GIVEN EXERCISE:
Lines holding the string "Moneda" are the ones to copy; find them all in the data.

- - - -

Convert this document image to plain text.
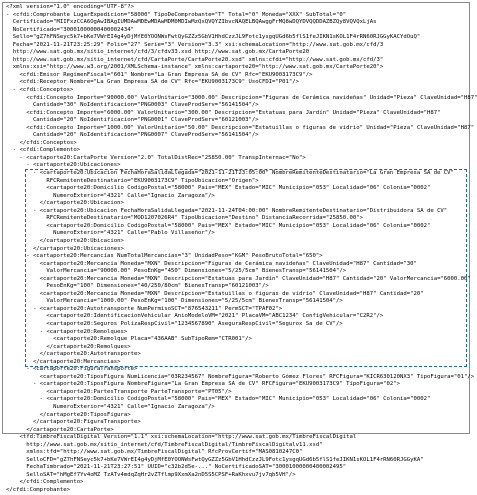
<?xml version="1.0" encoding="UTF-8"?>
- <cfdi:Comprobante LugarExpedicion="58000" TipoDeComprobante="T" Total="0" Moneda="XXX" SubTotal="0"
Certificado="MIIFxzCCA6OgAwIBAgIUMDAwMDEwMDAwMDM0MDIwMzQxQVQYZIbvcNAQELBQAwggFrMQ8wDQYDVQQDDAZBZQy8VQVQxLjAs
NoCertificado="30001000000400002434"
Sello="gZ7hFNSeyc5k7+bKe7VWrEI4g4yDjMfE0YOONWsFwtQyGZZz5GbV1HhdCzzJL9Fotc1ysgqUGd6b5flS1feJIKN1sKOL1F4rRN60RJGGyKACYdOuQ"
Fecha="2021-11-21T23:25:29" Folio="27" Serie="3" Version="3.3" xsi:schemaLocation="http://www.sat.gob.mx/cfd/3
http://www.sat.gob.mx/sitio_internet/cfd/3/cfdv33.xsd http://www.sat.gob.mx/CartaPorte20
http://www.sat.gob.mx/sitio_internet/cfd/CartaPorte/CartaPorte20.xsd" xmlns:cfdi="http://www.sat.gob.mx/cfd/3"
xmlns:xsi="http://www.w3.org/2001/XMLSchema-instance" xmlns:cartaporte20="http://www.sat.gob.mx/CartaPorte20">
<cfdi:Emisor RegimenFiscal="601" Nombre="La Gran Empresa SA de CV" Rfc="EKU9003173C9"/>
<cfdi:Receptor Nombre="La Gran Empresa SA de CV" Rfc="EKU9003173C9" UsoCFDI="P01"/>
- <cfdi:Conceptos>
<cfdi:Concepto Importe="90000.00" ValorUnitario="3000.00" Descripcion="Figuras de Cerámica navideñas" Unidad="Pieza" ClaveUnidad="H87"
Cantidad="30" NoIdentificacion="PNG0003" ClaveProdServ="56141504"/>
<cfdi:Concepto Importe="6000.00" ValorUnitario="300.00" Descripcion="Estatuas para Jardín" Unidad="Pieza" ClaveUnidad="H87"
Cantidad="20" NoIdentificacion="PNG0001" ClaveProdServ="60121003"/>
<cfdi:Concepto Importe="1000.00" ValorUnitario="50.00" Descripcion="Estatuillas o figuras de vidrio" Unidad="Pieza" ClaveUnidad="H87"
Cantidad="20" NoIdentificacion="PNG0007" ClaveProdServ="56141504"/>
</cfdi:Conceptos>
- <cfdi:Complemento>
- <cartaporte20:CartaPorte Version="2.0" TotalDistRec="25850.00" TranspInternac="No">
- <cartaporte20:Ubicaciones>
- <cartaporte20:Ubicacion FechaHoraSalidaLlegada="2021-11-21T23:05:00" NombreRemitenteDestinatario="La Gran Empresa SA de CV"
RFCRemitenteDestinatario="EKU9003173C9" TipoUbicacion="Origen">
<cartaporte20:Domicilio CodigoPostal="58000" Pais="MEX" Estado="MIC" Municipio="053" Localidad="06" Colonia="0002"
NumeroExterior="4321" Calle="Ignacio Zaragoza"/>
</cartaporte20:Ubicacion>
- <cartaporte20:Ubicacion FechaHoraSalidaLlegada="2021-11-24T04:00:00" NombreRemitenteDestinatario="Distribuidora SA de CV"
RFCRemitenteDestinatario="MOD1207026R4" TipoUbicacion="Destino" DistanciaRecorrida="25850.00">
<cartaporte20:Domicilio CodigoPostal="58000" Pais="MEX" Estado="MIC" Municipio="053" Localidad="06" Colonia="0002"
NumeroExterior="4321" Calle="Pablo Villaseñor"/>
</cartaporte20:Ubicacion>
</cartaporte20:Ubicaciones>
- <cartaporte20:Mercancias NumTotalMercancias="3" UnidadPeso="KGM" PesoBrutoTotal="650">
<cartaporte20:Mercancia Moneda="MXN" Descripcion="Figuras de Cerámica navideñas" ClaveUnidad="H87" Cantidad="30"
ValorMercancia="90000.00" PesoEnKg="450" Dimensiones="5/25/5cm" BienesTransp="56141504"/>
<cartaporte20:Mercancia Moneda="MXN" Descripcion="Estatuas para Jardín" ClaveUnidad="H87" Cantidad="20" ValorMercancia="6000.00"
PesoEnKg="100" Dimensiones="40/250/80cm" BienesTransp="60121003"/>
<cartaporte20:Mercancia Moneda="MXN" Descripcion="Estatuillas o figuras de vidrio" ClaveUnidad="H87" Cantidad="20"
ValorMercancia="1000.00" PesoEnKg="100" Dimensiones="5/25/5cm" BienesTransp="56141504"/>
- <cartaporte20:Autotransporte NumPermisoSCT="876543211" PermSCT="TPAF02">
<cartaporte20:IdentificacionVehicular AnioModeloVM="2021" PlacaVM="ABC1234" ConfigVehicular="C2R2"/>
<cartaporte20:Seguros PolizaRespCivil="1234567890" AseguraRespCivil="Segurox Sa de CV"/>
- <cartaporte20:Remolques>
<cartaporte20:Remolque Placa="436AAB" SubTipoRem="CTR001"/>
</cartaporte20:Remolques>
</cartaporte20:Autotransporte>
</cartaporte20:Mercancias>
- <cartaporte20:FiguraTransporte>
<cartaporte20:TiposFigura NumLicencia="03R234567" NombreFigura="Roberto Gómez Flores" RFCFigura="KICR630120NX3" TipoFigura="01"/>
- <cartaporte20:TiposFigura NombreFigura="La Gran Empresa SA de CV" RFCFigura="EKU9003173C9" TipoFigura="02">
<cartaporte20:PartesTransporte ParteTransporte="PT05"/>
- <cartaporte20:Domicilio CodigoPostal="58000" Pais="MEX" Estado="MIC" Municipio="053" Localidad="06" Colonia="0002"
NumeroExterior="4321" Calle="Ignacio Zaragoza"/>
</cartaporte20:TiposFigura>
</cartaporte20:FiguraTransporte>
</cartaporte20:CartaPorte>
<tfd:TimbreFiscalDigital Version="1.1" xsi:schemaLocation="http://www.sat.gob.mx/TimbreFiscalDigital
http://www.sat.gob.mx/sitio_internet/cfd/TimbreFiscalDigital/TimbreFiscalDigitalv11.xsd"
xmlns:tfd="http://www.sat.gob.mx/TimbreFiscalDigital" RfcProvCertif="MAS0810247C0"
SelloCFD="gZ7hFNSeyc5k7+bKe7VWrEI4g4yDjMfE0YOONWsFwtQyGZZz5GbV1HhdCzzJL9Fotc1ysgqUGd6b5flS1feJIKN1sKOL1F4rRN60RJGGyKA"
FechaTimbrado="2021-11-21T23:27:51" UUID="c32b2d5e-..." NoCertificadoSAT="30001000000400002495"
SelloSAT="hMgEf7Yv4oMZ TzATv4mdqZqHr2vZTflmp9XxmXa2nD5S5CPSF+RaKhxvu7jv7qb5VH"/>
</cfdi:Complemento>
</cfdi:Comprobante>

- - - -

SOLUTION FOR THIS EXERCISE:
- <cfdi:Comprobante LugarExpedicion="58000" TipoDeComprobante="T" Total="0" Moneda="XXX" SubTotal="0"
<cartaporte20:Mercancia Moneda="MXN" Descripcion="Figuras de Cerámica navideñas" ClaveUnidad="H87" Cantidad="30"
<cartaporte20:Mercancia Moneda="MXN" Descripcion="Estatuas para Jardín" ClaveUnidad="H87" Cantidad="20" ValorMercancia="6000.00"
<cartaporte20:Mercancia Moneda="MXN" Descripcion="Estatuillas o figuras de vidrio" ClaveUnidad="H87" Cantidad="20"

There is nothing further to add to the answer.